Stated exercise:
List all lines of the data containing the word "title".

Records about charts and figures:
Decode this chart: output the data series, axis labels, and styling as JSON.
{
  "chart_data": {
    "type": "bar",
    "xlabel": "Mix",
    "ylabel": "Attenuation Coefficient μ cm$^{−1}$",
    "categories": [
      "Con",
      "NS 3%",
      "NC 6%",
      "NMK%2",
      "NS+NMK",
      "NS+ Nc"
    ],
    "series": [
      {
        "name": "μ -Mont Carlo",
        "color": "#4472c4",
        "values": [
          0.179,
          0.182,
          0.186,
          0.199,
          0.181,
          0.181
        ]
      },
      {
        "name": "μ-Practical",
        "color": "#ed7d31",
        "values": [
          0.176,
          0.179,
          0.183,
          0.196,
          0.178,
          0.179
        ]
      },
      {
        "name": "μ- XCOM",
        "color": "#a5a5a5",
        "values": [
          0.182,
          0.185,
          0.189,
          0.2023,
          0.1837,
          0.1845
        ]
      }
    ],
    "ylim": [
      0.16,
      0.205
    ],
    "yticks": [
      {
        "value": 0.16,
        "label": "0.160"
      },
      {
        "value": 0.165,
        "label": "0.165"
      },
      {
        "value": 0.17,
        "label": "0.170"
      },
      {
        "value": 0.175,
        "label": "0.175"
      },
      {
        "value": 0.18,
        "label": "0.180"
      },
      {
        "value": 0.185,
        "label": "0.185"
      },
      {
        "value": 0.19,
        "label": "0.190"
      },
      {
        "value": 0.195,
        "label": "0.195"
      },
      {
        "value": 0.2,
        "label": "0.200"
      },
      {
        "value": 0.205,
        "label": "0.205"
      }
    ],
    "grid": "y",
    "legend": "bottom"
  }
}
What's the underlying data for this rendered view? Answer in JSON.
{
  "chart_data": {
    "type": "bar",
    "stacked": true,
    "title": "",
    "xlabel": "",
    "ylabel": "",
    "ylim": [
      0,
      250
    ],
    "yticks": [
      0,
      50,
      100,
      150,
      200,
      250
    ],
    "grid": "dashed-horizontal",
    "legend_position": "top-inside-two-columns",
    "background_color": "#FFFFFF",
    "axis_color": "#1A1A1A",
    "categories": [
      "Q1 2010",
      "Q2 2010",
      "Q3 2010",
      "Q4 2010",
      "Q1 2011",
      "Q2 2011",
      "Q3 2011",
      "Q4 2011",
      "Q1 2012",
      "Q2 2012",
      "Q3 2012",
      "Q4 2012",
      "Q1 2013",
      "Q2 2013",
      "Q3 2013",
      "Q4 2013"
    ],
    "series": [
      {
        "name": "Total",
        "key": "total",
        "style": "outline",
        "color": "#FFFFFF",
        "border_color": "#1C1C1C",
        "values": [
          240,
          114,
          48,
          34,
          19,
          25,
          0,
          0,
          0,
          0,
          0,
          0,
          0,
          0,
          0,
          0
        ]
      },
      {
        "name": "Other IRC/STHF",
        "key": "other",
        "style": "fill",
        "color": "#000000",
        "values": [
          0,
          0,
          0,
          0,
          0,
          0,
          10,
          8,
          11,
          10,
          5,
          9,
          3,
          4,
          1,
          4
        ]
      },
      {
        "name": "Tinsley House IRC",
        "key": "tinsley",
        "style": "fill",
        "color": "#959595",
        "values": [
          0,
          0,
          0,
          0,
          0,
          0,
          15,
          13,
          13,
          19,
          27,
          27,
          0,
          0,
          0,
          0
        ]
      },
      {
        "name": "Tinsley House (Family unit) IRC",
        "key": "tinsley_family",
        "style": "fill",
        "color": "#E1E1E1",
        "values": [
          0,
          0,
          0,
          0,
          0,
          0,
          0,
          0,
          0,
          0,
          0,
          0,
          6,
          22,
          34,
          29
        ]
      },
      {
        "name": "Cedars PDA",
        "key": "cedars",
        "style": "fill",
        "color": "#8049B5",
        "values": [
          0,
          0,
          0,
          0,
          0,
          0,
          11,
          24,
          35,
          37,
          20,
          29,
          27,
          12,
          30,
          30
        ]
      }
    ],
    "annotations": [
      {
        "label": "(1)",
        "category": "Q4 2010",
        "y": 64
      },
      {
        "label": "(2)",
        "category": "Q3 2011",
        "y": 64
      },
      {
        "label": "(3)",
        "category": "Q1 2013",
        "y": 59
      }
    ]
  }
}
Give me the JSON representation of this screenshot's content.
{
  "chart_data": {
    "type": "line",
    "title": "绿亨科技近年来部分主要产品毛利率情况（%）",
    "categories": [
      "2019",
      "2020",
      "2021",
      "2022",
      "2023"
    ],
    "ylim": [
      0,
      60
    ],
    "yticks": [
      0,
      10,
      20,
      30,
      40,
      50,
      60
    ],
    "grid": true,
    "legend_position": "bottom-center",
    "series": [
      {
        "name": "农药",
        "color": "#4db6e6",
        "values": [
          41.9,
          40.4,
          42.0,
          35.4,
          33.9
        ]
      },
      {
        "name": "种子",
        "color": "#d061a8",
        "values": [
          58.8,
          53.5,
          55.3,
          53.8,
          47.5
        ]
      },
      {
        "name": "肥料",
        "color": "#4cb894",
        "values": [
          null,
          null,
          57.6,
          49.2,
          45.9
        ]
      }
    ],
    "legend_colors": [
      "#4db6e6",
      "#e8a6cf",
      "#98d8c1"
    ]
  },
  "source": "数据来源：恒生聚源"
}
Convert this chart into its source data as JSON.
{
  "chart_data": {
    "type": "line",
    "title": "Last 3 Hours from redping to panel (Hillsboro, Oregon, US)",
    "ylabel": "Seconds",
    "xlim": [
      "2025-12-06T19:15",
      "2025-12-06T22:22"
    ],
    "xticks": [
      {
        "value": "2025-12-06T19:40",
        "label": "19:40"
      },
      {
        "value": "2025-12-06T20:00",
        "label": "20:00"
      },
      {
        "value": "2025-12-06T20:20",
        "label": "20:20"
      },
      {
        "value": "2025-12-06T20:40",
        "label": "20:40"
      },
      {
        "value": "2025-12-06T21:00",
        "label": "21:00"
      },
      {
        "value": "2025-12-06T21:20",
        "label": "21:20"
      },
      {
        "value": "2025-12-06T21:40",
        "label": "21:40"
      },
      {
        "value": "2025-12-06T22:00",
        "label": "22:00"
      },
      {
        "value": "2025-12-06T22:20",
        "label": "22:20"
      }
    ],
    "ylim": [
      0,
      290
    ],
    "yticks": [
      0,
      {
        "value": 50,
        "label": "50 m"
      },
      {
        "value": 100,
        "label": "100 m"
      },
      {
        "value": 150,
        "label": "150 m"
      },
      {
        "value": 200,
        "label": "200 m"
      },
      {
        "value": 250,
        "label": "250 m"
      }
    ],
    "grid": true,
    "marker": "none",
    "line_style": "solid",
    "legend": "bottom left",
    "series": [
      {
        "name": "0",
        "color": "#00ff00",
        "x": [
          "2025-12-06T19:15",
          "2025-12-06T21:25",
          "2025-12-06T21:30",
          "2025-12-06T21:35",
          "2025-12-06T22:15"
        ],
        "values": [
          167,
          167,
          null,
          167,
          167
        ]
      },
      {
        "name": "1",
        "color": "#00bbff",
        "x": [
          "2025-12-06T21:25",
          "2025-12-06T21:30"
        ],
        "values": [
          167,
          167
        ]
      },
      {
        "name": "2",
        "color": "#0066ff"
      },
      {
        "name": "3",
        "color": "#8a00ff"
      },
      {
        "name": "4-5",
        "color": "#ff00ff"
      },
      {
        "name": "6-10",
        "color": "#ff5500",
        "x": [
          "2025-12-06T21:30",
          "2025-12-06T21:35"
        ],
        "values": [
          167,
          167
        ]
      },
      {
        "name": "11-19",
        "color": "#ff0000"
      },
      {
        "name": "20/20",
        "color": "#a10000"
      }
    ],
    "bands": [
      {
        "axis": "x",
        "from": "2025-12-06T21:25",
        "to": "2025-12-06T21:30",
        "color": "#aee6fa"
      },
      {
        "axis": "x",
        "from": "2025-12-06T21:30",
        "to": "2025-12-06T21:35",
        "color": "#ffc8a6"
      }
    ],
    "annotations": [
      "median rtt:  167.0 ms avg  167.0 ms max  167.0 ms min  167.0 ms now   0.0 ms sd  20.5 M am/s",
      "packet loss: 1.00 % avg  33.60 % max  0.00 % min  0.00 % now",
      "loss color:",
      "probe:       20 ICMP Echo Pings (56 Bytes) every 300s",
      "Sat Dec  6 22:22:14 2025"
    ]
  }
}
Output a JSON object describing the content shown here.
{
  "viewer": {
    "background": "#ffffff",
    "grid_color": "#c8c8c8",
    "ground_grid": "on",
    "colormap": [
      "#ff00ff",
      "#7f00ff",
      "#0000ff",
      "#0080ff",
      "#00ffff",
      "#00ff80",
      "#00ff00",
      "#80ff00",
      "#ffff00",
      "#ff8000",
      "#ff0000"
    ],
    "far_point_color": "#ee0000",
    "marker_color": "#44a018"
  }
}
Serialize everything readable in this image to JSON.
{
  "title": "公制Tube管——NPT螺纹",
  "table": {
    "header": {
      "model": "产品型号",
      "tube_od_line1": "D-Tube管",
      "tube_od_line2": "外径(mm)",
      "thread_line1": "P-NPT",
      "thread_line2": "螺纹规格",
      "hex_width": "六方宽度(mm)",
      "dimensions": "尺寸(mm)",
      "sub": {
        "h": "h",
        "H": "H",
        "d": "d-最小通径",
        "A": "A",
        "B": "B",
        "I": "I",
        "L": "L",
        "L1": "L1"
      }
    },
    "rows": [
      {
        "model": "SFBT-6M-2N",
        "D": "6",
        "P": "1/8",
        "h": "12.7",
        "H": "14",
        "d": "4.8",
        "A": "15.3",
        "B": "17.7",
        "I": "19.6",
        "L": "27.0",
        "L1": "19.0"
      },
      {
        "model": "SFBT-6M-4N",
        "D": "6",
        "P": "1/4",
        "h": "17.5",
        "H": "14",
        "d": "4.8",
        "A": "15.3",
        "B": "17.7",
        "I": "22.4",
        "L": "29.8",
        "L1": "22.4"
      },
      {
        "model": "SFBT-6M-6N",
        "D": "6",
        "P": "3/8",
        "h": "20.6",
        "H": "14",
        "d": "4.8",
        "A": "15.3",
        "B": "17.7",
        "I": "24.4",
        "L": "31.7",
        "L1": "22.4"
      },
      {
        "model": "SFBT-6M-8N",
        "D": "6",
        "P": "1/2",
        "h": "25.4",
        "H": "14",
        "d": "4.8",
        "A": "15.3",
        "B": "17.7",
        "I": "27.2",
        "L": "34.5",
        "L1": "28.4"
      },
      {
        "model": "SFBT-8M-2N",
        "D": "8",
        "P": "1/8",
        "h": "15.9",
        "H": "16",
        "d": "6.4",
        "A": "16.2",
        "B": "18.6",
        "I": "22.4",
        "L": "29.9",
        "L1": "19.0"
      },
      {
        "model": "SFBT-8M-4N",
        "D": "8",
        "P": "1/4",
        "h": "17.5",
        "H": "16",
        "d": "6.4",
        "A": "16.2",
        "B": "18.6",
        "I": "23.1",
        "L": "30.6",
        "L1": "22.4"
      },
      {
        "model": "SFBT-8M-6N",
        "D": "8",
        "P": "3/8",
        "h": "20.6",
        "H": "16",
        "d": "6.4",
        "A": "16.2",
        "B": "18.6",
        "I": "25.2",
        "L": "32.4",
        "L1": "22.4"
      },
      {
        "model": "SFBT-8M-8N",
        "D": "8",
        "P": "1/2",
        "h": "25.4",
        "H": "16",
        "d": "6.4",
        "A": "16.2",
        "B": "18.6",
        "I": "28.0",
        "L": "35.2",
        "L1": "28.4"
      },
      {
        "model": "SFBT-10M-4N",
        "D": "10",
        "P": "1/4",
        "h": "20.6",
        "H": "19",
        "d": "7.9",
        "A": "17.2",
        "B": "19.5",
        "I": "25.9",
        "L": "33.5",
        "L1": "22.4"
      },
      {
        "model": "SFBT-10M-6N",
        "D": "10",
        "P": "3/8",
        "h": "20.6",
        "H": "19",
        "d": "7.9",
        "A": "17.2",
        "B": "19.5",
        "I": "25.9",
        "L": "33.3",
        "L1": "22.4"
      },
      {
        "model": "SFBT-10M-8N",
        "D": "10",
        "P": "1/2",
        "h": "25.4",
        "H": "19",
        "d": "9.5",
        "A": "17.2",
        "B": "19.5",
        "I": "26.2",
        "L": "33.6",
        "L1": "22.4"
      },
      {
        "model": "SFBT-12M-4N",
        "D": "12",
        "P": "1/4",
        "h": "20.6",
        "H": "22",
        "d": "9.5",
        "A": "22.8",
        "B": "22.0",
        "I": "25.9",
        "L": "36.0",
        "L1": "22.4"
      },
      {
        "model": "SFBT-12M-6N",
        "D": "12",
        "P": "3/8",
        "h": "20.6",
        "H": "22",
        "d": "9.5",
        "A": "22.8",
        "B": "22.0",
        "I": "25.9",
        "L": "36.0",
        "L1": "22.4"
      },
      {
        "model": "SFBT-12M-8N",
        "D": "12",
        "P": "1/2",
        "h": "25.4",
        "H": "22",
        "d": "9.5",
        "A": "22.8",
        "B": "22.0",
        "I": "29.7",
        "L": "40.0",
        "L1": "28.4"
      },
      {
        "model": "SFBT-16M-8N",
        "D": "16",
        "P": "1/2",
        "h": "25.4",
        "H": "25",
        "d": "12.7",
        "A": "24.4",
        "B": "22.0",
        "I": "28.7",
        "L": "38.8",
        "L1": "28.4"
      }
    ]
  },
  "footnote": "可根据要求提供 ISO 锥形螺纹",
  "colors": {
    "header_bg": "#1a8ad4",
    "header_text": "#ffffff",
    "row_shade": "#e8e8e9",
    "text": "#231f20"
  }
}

Written response:
    "title": "",
    "title": "绿亨科技近年来部分主要产品毛利率情况（%）",
    "title": "Last 3 Hours from redping to panel (Hillsboro, Oregon, US)",
  "title": "公制Tube管——NPT螺纹",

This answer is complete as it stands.